[Exercise task]: Reproduce the lines of the material exactly, excluding every image.

Data records

☆ ☆ ☆ ☆

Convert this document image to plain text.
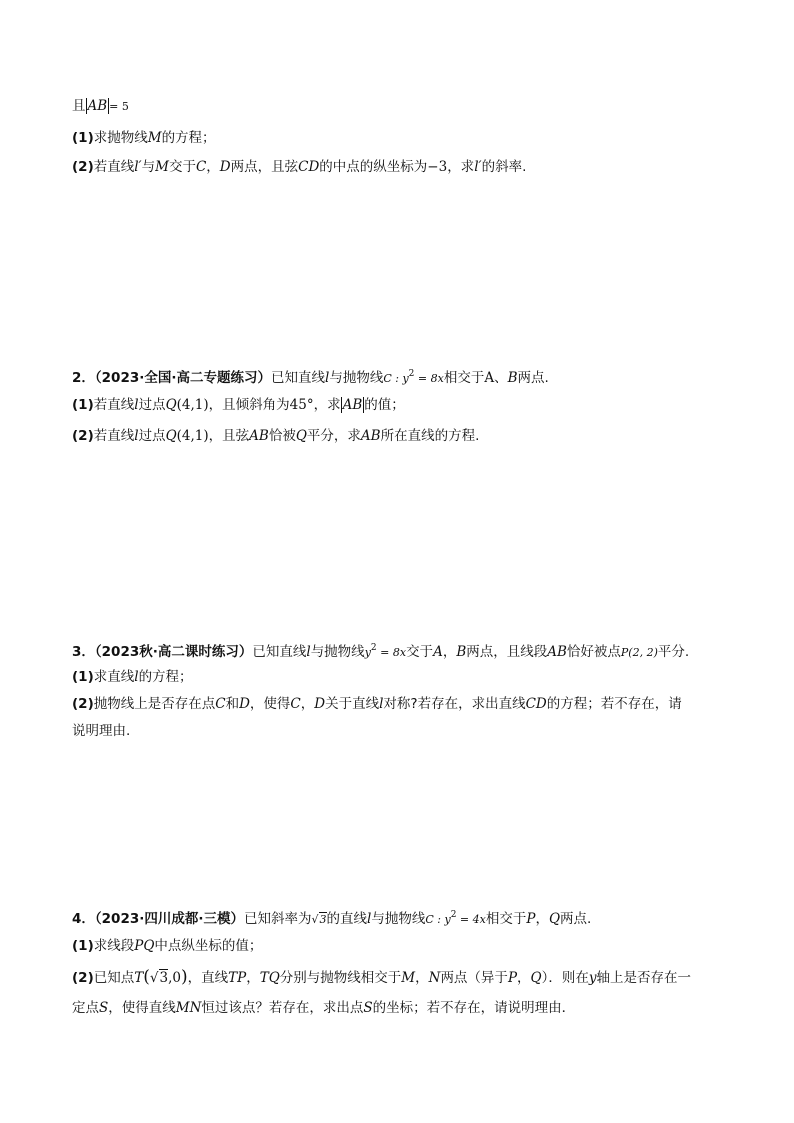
且 AB = 5
(1)求抛物线M的方程；
(2)若直线l′与M交于C，D两点，且弦CD的中点的纵坐标为−3，求l′的斜率.
2．（2023·全国·高二专题练习）已知直线l与抛物线C : $y^2 = 8x$相交于A、B两点.
(1)若直线l过点Q(4,1)，且倾斜角为45°，求 AB 的值；
(2)若直线l过点Q(4,1)，且弦AB恰被Q平分，求AB所在直线的方程.
3．（2023秋·高二课时练习）已知直线l与抛物线$y^2 = 8x$交于A，B两点，且线段AB恰好被点P(2, 2)平分.
(1)求直线l的方程；
(2)抛物线上是否存在点C和D，使得C，D关于直线l对称?若存在，求出直线CD的方程；若不存在，请
说明理由.
4．（2023·四川成都·三模）已知斜率为√3的直线l与抛物线C : $y^2 = 4x$相交于P，Q两点.
(1)求线段PQ中点纵坐标的值；
(2)已知点T(√3,0)，直线TP，TQ分别与抛物线相交于M，N两点（异于P，Q）．则在y轴上是否存在一
定点S，使得直线MN恒过该点？若存在，求出点S的坐标；若不存在，请说明理由．
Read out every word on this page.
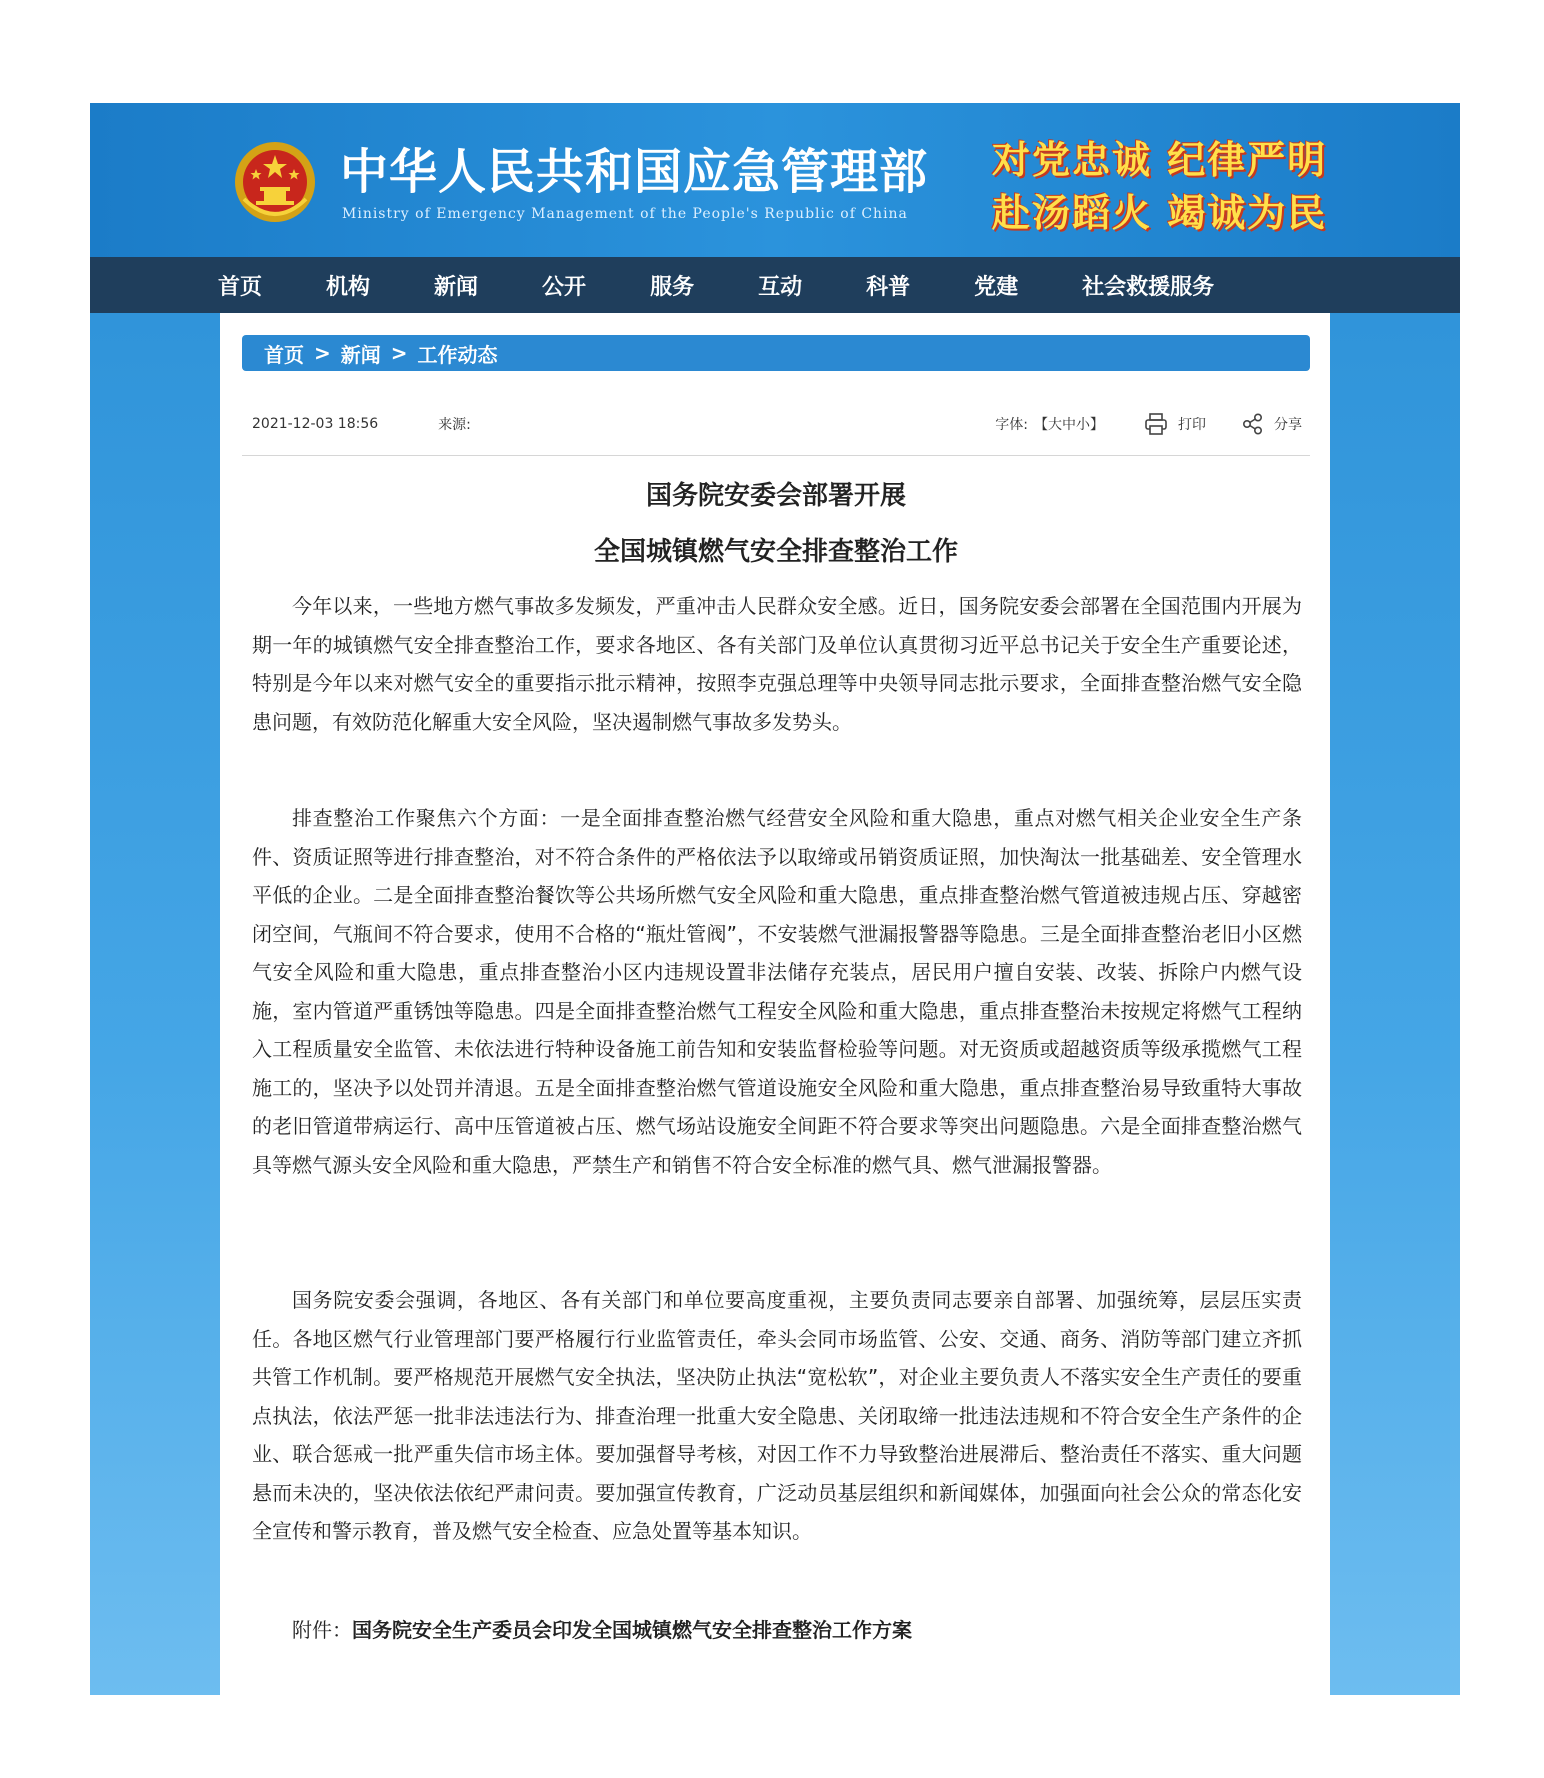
中华人民共和国应急管理部
Ministry of Emergency Management of the People's Republic of China
对党忠诚 纪律严明
赴汤蹈火 竭诚为民
首页	机构	新闻	公开	服务	互动	科普	党建	社会救援服务
首页 > 新闻 > 工作动态
2021-12-03 18:56	来源:	字体: 【大中小】	打印	分享
国务院安委会部署开展
全国城镇燃气安全排查整治工作

今年以来，一些地方燃气事故多发频发，严重冲击人民群众安全感。近日，国务院安委会部署在全国范围内开展为期一年的城镇燃气安全排查整治工作，要求各地区、各有关部门及单位认真贯彻习近平总书记关于安全生产重要论述，特别是今年以来对燃气安全的重要指示批示精神，按照李克强总理等中央领导同志批示要求，全面排查整治燃气安全隐患问题，有效防范化解重大安全风险，坚决遏制燃气事故多发势头。

排查整治工作聚焦六个方面：一是全面排查整治燃气经营安全风险和重大隐患，重点对燃气相关企业安全生产条件、资质证照等进行排查整治，对不符合条件的严格依法予以取缔或吊销资质证照，加快淘汰一批基础差、安全管理水平低的企业。二是全面排查整治餐饮等公共场所燃气安全风险和重大隐患，重点排查整治燃气管道被违规占压、穿越密闭空间，气瓶间不符合要求，使用不合格的“瓶灶管阀”，不安装燃气泄漏报警器等隐患。三是全面排查整治老旧小区燃气安全风险和重大隐患，重点排查整治小区内违规设置非法储存充装点，居民用户擅自安装、改装、拆除户内燃气设施，室内管道严重锈蚀等隐患。四是全面排查整治燃气工程安全风险和重大隐患，重点排查整治未按规定将燃气工程纳入工程质量安全监管、未依法进行特种设备施工前告知和安装监督检验等问题。对无资质或超越资质等级承揽燃气工程施工的，坚决予以处罚并清退。五是全面排查整治燃气管道设施安全风险和重大隐患，重点排查整治易导致重特大事故的老旧管道带病运行、高中压管道被占压、燃气场站设施安全间距不符合要求等突出问题隐患。六是全面排查整治燃气具等燃气源头安全风险和重大隐患，严禁生产和销售不符合安全标准的燃气具、燃气泄漏报警器。

国务院安委会强调，各地区、各有关部门和单位要高度重视，主要负责同志要亲自部署、加强统筹，层层压实责任。各地区燃气行业管理部门要严格履行行业监管责任，牵头会同市场监管、公安、交通、商务、消防等部门建立齐抓共管工作机制。要严格规范开展燃气安全执法，坚决防止执法“宽松软”，对企业主要负责人不落实安全生产责任的要重点执法，依法严惩一批非法违法行为、排查治理一批重大安全隐患、关闭取缔一批违法违规和不符合安全生产条件的企业、联合惩戒一批严重失信市场主体。要加强督导考核，对因工作不力导致整治进展滞后、整治责任不落实、重大问题悬而未决的，坚决依法依纪严肃问责。要加强宣传教育，广泛动员基层组织和新闻媒体，加强面向社会公众的常态化安全宣传和警示教育，普及燃气安全检查、应急处置等基本知识。

附件：国务院安全生产委员会印发全国城镇燃气安全排查整治工作方案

☆ ☆ ☆ ☆

[Answer]:
Convert this document image to plain text.
且 AB = 5
(1)求抛物线M的方程；
(2)若直线l′与M交于C，D两点，且弦CD的中点的纵坐标为−3，求l′的斜率.
2．（2023·全国·高二专题练习）已知直线l与抛物线C : $y^2 = 8x$相交于A、B两点.
(1)若直线l过点Q(4,1)，且倾斜角为45°，求 AB 的值；
(2)若直线l过点Q(4,1)，且弦AB恰被Q平分，求AB所在直线的方程.
3．（2023秋·高二课时练习）已知直线l与抛物线$y^2 = 8x$交于A，B两点，且线段AB恰好被点P(2, 2)平分.
(1)求直线l的方程；
(2)抛物线上是否存在点C和D，使得C，D关于直线l对称?若存在，求出直线CD的方程；若不存在，请
说明理由.
4．（2023·四川成都·三模）已知斜率为√3的直线l与抛物线C : $y^2 = 4x$相交于P，Q两点.
(1)求线段PQ中点纵坐标的值；
(2)已知点T(√3,0)，直线TP，TQ分别与抛物线相交于M，N两点（异于P，Q）．则在y轴上是否存在一
定点S，使得直线MN恒过该点？若存在，求出点S的坐标；若不存在，请说明理由．
Read out every word on this page.
中华人民共和国应急管理部
Ministry of Emergency Management of the People's Republic of China
对党忠诚 纪律严明
赴汤蹈火 竭诚为民
首页	机构	新闻	公开	服务	互动	科普	党建	社会救援服务
首页 > 新闻 > 工作动态
2021-12-03 18:56	来源:	字体: 【大中小】	打印	分享
国务院安委会部署开展
全国城镇燃气安全排查整治工作

今年以来，一些地方燃气事故多发频发，严重冲击人民群众安全感。近日，国务院安委会部署在全国范围内开展为期一年的城镇燃气安全排查整治工作，要求各地区、各有关部门及单位认真贯彻习近平总书记关于安全生产重要论述，特别是今年以来对燃气安全的重要指示批示精神，按照李克强总理等中央领导同志批示要求，全面排查整治燃气安全隐患问题，有效防范化解重大安全风险，坚决遏制燃气事故多发势头。

排查整治工作聚焦六个方面：一是全面排查整治燃气经营安全风险和重大隐患，重点对燃气相关企业安全生产条件、资质证照等进行排查整治，对不符合条件的严格依法予以取缔或吊销资质证照，加快淘汰一批基础差、安全管理水平低的企业。二是全面排查整治餐饮等公共场所燃气安全风险和重大隐患，重点排查整治燃气管道被违规占压、穿越密闭空间，气瓶间不符合要求，使用不合格的“瓶灶管阀”，不安装燃气泄漏报警器等隐患。三是全面排查整治老旧小区燃气安全风险和重大隐患，重点排查整治小区内违规设置非法储存充装点，居民用户擅自安装、改装、拆除户内燃气设施，室内管道严重锈蚀等隐患。四是全面排查整治燃气工程安全风险和重大隐患，重点排查整治未按规定将燃气工程纳入工程质量安全监管、未依法进行特种设备施工前告知和安装监督检验等问题。对无资质或超越资质等级承揽燃气工程施工的，坚决予以处罚并清退。五是全面排查整治燃气管道设施安全风险和重大隐患，重点排查整治易导致重特大事故的老旧管道带病运行、高中压管道被占压、燃气场站设施安全间距不符合要求等突出问题隐患。六是全面排查整治燃气具等燃气源头安全风险和重大隐患，严禁生产和销售不符合安全标准的燃气具、燃气泄漏报警器。

国务院安委会强调，各地区、各有关部门和单位要高度重视，主要负责同志要亲自部署、加强统筹，层层压实责任。各地区燃气行业管理部门要严格履行行业监管责任，牵头会同市场监管、公安、交通、商务、消防等部门建立齐抓共管工作机制。要严格规范开展燃气安全执法，坚决防止执法“宽松软”，对企业主要负责人不落实安全生产责任的要重点执法，依法严惩一批非法违法行为、排查治理一批重大安全隐患、关闭取缔一批违法违规和不符合安全生产条件的企业、联合惩戒一批严重失信市场主体。要加强督导考核，对因工作不力导致整治进展滞后、整治责任不落实、重大问题悬而未决的，坚决依法依纪严肃问责。要加强宣传教育，广泛动员基层组织和新闻媒体，加强面向社会公众的常态化安全宣传和警示教育，普及燃气安全检查、应急处置等基本知识。

附件：国务院安全生产委员会印发全国城镇燃气安全排查整治工作方案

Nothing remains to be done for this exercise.